- Material supplied -
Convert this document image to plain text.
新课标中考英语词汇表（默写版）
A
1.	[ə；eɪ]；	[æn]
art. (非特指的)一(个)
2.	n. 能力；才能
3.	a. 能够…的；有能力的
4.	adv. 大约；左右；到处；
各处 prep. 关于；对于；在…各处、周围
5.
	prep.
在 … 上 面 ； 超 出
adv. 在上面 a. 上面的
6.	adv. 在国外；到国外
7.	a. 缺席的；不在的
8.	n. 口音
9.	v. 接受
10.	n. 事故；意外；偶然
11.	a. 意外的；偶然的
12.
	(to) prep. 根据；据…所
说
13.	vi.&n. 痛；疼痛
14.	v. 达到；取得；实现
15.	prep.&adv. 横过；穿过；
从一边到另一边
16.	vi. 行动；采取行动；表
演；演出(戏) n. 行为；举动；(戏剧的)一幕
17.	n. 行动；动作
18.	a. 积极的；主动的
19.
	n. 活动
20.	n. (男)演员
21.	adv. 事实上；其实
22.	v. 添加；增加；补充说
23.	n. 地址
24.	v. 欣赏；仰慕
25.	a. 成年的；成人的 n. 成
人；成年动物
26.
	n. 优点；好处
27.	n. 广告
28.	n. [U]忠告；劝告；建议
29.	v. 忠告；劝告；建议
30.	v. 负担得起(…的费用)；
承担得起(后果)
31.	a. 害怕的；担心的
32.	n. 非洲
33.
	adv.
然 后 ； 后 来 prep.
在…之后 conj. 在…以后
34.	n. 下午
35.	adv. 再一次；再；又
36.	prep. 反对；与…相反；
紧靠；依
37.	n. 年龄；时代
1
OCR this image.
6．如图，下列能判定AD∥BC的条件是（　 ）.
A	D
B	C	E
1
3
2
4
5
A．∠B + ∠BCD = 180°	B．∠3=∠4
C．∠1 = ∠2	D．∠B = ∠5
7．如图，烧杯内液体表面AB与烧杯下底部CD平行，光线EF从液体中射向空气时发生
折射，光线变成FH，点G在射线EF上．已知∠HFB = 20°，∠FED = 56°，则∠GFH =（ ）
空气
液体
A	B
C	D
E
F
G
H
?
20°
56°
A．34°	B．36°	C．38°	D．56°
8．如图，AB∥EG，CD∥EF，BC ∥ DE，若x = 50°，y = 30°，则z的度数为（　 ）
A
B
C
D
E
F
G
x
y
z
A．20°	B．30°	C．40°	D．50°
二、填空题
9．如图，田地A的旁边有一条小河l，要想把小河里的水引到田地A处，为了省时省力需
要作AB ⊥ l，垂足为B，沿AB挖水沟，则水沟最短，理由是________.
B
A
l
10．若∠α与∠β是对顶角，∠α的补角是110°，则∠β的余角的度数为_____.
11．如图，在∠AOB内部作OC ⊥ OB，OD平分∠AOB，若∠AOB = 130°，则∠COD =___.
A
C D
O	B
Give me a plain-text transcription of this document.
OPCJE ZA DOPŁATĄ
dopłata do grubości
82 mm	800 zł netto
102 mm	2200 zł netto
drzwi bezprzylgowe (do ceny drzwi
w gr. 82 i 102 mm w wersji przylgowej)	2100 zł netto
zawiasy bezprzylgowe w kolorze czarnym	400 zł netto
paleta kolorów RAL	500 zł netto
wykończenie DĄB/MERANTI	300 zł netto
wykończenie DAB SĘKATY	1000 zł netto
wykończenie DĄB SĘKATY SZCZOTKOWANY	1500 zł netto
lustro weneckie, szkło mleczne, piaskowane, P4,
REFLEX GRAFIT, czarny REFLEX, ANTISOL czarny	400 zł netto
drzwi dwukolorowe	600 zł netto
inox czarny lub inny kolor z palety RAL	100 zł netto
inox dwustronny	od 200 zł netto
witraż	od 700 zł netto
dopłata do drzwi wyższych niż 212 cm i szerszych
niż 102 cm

- Challenge -
Go through the material and select each line with the string "image" in it.

- Result of this task -
Convert this document image to plain text.
OCR this image.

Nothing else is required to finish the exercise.